═════ STORED DATA
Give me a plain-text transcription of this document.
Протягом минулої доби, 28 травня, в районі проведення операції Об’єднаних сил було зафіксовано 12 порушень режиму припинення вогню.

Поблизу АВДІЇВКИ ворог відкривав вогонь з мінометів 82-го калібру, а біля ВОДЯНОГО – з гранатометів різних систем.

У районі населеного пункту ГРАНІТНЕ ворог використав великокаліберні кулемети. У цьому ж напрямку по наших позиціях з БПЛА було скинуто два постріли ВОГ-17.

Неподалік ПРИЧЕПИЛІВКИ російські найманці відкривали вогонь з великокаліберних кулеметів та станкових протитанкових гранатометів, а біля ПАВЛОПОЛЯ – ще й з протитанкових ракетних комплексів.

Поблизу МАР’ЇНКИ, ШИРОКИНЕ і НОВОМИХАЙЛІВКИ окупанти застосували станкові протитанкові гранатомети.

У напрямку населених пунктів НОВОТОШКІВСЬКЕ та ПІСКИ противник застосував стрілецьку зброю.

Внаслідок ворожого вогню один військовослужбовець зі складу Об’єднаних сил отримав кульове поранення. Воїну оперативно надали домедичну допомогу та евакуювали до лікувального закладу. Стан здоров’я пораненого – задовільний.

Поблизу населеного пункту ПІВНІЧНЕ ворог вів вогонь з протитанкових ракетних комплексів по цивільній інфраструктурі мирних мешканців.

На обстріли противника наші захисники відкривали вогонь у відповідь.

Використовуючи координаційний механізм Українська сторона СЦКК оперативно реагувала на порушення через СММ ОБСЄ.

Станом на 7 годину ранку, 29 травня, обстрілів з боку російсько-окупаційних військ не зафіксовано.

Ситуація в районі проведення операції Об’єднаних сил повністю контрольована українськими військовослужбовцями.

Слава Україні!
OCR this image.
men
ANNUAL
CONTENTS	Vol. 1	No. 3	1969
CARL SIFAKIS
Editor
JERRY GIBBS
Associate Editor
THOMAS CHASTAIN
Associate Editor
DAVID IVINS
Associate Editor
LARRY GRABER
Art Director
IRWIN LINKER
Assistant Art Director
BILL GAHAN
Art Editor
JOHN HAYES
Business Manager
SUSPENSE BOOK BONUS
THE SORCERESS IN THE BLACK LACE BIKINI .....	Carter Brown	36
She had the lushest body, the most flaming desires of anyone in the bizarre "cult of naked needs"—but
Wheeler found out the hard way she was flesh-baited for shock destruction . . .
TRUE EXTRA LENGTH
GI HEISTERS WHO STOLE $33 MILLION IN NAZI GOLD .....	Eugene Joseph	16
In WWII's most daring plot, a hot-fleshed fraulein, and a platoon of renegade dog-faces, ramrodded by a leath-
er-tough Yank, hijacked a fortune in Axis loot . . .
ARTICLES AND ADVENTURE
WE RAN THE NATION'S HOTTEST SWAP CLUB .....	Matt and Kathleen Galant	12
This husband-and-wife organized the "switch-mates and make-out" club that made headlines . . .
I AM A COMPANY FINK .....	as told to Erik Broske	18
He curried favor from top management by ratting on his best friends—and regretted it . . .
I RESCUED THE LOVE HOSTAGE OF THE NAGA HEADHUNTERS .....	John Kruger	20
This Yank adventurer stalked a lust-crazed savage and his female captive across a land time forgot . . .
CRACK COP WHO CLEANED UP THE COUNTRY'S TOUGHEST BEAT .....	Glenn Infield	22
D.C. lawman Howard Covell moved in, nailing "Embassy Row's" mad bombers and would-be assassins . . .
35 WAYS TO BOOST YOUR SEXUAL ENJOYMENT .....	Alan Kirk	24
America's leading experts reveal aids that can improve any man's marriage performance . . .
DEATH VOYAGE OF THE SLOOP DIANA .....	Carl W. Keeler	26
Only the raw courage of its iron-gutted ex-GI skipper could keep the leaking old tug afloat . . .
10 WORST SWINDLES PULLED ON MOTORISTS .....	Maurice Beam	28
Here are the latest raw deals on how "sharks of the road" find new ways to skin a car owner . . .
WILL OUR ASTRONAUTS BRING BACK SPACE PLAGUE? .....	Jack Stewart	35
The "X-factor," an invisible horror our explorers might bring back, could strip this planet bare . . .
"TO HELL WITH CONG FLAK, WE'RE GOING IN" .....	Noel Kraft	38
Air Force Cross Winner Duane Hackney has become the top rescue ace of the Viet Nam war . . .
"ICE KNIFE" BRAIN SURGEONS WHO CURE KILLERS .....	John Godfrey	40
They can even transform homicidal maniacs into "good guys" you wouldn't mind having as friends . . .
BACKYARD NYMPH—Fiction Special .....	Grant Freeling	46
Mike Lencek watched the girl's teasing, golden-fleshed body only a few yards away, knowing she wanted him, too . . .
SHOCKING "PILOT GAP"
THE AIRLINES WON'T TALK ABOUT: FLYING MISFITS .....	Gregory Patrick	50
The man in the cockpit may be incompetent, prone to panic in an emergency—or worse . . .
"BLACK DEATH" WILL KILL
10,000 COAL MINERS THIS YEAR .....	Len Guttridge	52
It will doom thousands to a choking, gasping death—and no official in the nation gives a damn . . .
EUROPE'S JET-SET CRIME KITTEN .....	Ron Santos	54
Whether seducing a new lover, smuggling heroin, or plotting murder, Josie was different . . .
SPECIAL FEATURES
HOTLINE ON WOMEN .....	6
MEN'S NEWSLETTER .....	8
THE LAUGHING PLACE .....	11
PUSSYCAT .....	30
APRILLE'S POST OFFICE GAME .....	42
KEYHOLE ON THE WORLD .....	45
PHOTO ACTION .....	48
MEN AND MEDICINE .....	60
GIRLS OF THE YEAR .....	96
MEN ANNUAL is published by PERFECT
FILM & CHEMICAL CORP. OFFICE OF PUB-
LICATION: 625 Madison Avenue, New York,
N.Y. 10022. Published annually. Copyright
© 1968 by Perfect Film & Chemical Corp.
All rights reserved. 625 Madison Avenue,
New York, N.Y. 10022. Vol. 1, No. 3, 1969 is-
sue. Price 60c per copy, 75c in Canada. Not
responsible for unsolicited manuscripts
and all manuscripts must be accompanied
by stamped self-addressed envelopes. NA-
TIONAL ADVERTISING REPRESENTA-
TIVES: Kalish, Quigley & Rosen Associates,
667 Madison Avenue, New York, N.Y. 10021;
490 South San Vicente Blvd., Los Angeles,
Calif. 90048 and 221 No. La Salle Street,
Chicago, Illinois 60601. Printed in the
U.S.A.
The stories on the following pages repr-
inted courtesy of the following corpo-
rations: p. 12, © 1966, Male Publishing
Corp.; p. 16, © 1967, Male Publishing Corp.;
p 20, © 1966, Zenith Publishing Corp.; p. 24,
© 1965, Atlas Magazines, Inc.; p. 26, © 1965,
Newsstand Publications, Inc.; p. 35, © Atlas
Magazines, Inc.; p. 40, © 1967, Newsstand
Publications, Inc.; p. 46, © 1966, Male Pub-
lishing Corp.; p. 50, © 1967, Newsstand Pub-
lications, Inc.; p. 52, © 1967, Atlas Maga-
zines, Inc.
══════════
_YOUR OBJECTIVE:_
Reproduce the full listing above, character for character.

_TASK ANSWER:_
Give me a plain-text transcription of this document.
Протягом минулої доби, 28 травня, в районі проведення операції Об’єднаних сил було зафіксовано 12 порушень режиму припинення вогню.

Поблизу АВДІЇВКИ ворог відкривав вогонь з мінометів 82-го калібру, а біля ВОДЯНОГО – з гранатометів різних систем.

У районі населеного пункту ГРАНІТНЕ ворог використав великокаліберні кулемети. У цьому ж напрямку по наших позиціях з БПЛА було скинуто два постріли ВОГ-17.

Неподалік ПРИЧЕПИЛІВКИ російські найманці відкривали вогонь з великокаліберних кулеметів та станкових протитанкових гранатометів, а біля ПАВЛОПОЛЯ – ще й з протитанкових ракетних комплексів.

Поблизу МАР’ЇНКИ, ШИРОКИНЕ і НОВОМИХАЙЛІВКИ окупанти застосували станкові протитанкові гранатомети.

У напрямку населених пунктів НОВОТОШКІВСЬКЕ та ПІСКИ противник застосував стрілецьку зброю.

Внаслідок ворожого вогню один військовослужбовець зі складу Об’єднаних сил отримав кульове поранення. Воїну оперативно надали домедичну допомогу та евакуювали до лікувального закладу. Стан здоров’я пораненого – задовільний.

Поблизу населеного пункту ПІВНІЧНЕ ворог вів вогонь з протитанкових ракетних комплексів по цивільній інфраструктурі мирних мешканців.

На обстріли противника наші захисники відкривали вогонь у відповідь.

Використовуючи координаційний механізм Українська сторона СЦКК оперативно реагувала на порушення через СММ ОБСЄ.

Станом на 7 годину ранку, 29 травня, обстрілів з боку російсько-окупаційних військ не зафіксовано.

Ситуація в районі проведення операції Об’єднаних сил повністю контрольована українськими військовослужбовцями.

Слава Україні!
OCR this image.
men
ANNUAL
CONTENTS	Vol. 1	No. 3	1969
CARL SIFAKIS
Editor
JERRY GIBBS
Associate Editor
THOMAS CHASTAIN
Associate Editor
DAVID IVINS
Associate Editor
LARRY GRABER
Art Director
IRWIN LINKER
Assistant Art Director
BILL GAHAN
Art Editor
JOHN HAYES
Business Manager
SUSPENSE BOOK BONUS
THE SORCERESS IN THE BLACK LACE BIKINI .....	Carter Brown	36
She had the lushest body, the most flaming desires of anyone in the bizarre "cult of naked needs"—but
Wheeler found out the hard way she was flesh-baited for shock destruction . . .
TRUE EXTRA LENGTH
GI HEISTERS WHO STOLE $33 MILLION IN NAZI GOLD .....	Eugene Joseph	16
In WWII's most daring plot, a hot-fleshed fraulein, and a platoon of renegade dog-faces, ramrodded by a leath-
er-tough Yank, hijacked a fortune in Axis loot . . .
ARTICLES AND ADVENTURE
WE RAN THE NATION'S HOTTEST SWAP CLUB .....	Matt and Kathleen Galant	12
This husband-and-wife organized the "switch-mates and make-out" club that made headlines . . .
I AM A COMPANY FINK .....	as told to Erik Broske	18
He curried favor from top management by ratting on his best friends—and regretted it . . .
I RESCUED THE LOVE HOSTAGE OF THE NAGA HEADHUNTERS .....	John Kruger	20
This Yank adventurer stalked a lust-crazed savage and his female captive across a land time forgot . . .
CRACK COP WHO CLEANED UP THE COUNTRY'S TOUGHEST BEAT .....	Glenn Infield	22
D.C. lawman Howard Covell moved in, nailing "Embassy Row's" mad bombers and would-be assassins . . .
35 WAYS TO BOOST YOUR SEXUAL ENJOYMENT .....	Alan Kirk	24
America's leading experts reveal aids that can improve any man's marriage performance . . .
DEATH VOYAGE OF THE SLOOP DIANA .....	Carl W. Keeler	26
Only the raw courage of its iron-gutted ex-GI skipper could keep the leaking old tug afloat . . .
10 WORST SWINDLES PULLED ON MOTORISTS .....	Maurice Beam	28
Here are the latest raw deals on how "sharks of the road" find new ways to skin a car owner . . .
WILL OUR ASTRONAUTS BRING BACK SPACE PLAGUE? .....	Jack Stewart	35
The "X-factor," an invisible horror our explorers might bring back, could strip this planet bare . . .
"TO HELL WITH CONG FLAK, WE'RE GOING IN" .....	Noel Kraft	38
Air Force Cross Winner Duane Hackney has become the top rescue ace of the Viet Nam war . . .
"ICE KNIFE" BRAIN SURGEONS WHO CURE KILLERS .....	John Godfrey	40
They can even transform homicidal maniacs into "good guys" you wouldn't mind having as friends . . .
BACKYARD NYMPH—Fiction Special .....	Grant Freeling	46
Mike Lencek watched the girl's teasing, golden-fleshed body only a few yards away, knowing she wanted him, too . . .
SHOCKING "PILOT GAP"
THE AIRLINES WON'T TALK ABOUT: FLYING MISFITS .....	Gregory Patrick	50
The man in the cockpit may be incompetent, prone to panic in an emergency—or worse . . .
"BLACK DEATH" WILL KILL
10,000 COAL MINERS THIS YEAR .....	Len Guttridge	52
It will doom thousands to a choking, gasping death—and no official in the nation gives a damn . . .
EUROPE'S JET-SET CRIME KITTEN .....	Ron Santos	54
Whether seducing a new lover, smuggling heroin, or plotting murder, Josie was different . . .
SPECIAL FEATURES
HOTLINE ON WOMEN .....	6
MEN'S NEWSLETTER .....	8
THE LAUGHING PLACE .....	11
PUSSYCAT .....	30
APRILLE'S POST OFFICE GAME .....	42
KEYHOLE ON THE WORLD .....	45
PHOTO ACTION .....	48
MEN AND MEDICINE .....	60
GIRLS OF THE YEAR .....	96
MEN ANNUAL is published by PERFECT
FILM & CHEMICAL CORP. OFFICE OF PUB-
LICATION: 625 Madison Avenue, New York,
N.Y. 10022. Published annually. Copyright
© 1968 by Perfect Film & Chemical Corp.
All rights reserved. 625 Madison Avenue,
New York, N.Y. 10022. Vol. 1, No. 3, 1969 is-
sue. Price 60c per copy, 75c in Canada. Not
responsible for unsolicited manuscripts
and all manuscripts must be accompanied
by stamped self-addressed envelopes. NA-
TIONAL ADVERTISING REPRESENTA-
TIVES: Kalish, Quigley & Rosen Associates,
667 Madison Avenue, New York, N.Y. 10021;
490 South San Vicente Blvd., Los Angeles,
Calif. 90048 and 221 No. La Salle Street,
Chicago, Illinois 60601. Printed in the
U.S.A.
The stories on the following pages repr-
inted courtesy of the following corpo-
rations: p. 12, © 1966, Male Publishing
Corp.; p. 16, © 1967, Male Publishing Corp.;
p 20, © 1966, Zenith Publishing Corp.; p. 24,
© 1965, Atlas Magazines, Inc.; p. 26, © 1965,
Newsstand Publications, Inc.; p. 35, © Atlas
Magazines, Inc.; p. 40, © 1967, Newsstand
Publications, Inc.; p. 46, © 1966, Male Pub-
lishing Corp.; p. 50, © 1967, Newsstand Pub-
lications, Inc.; p. 52, © 1967, Atlas Maga-
zines, Inc.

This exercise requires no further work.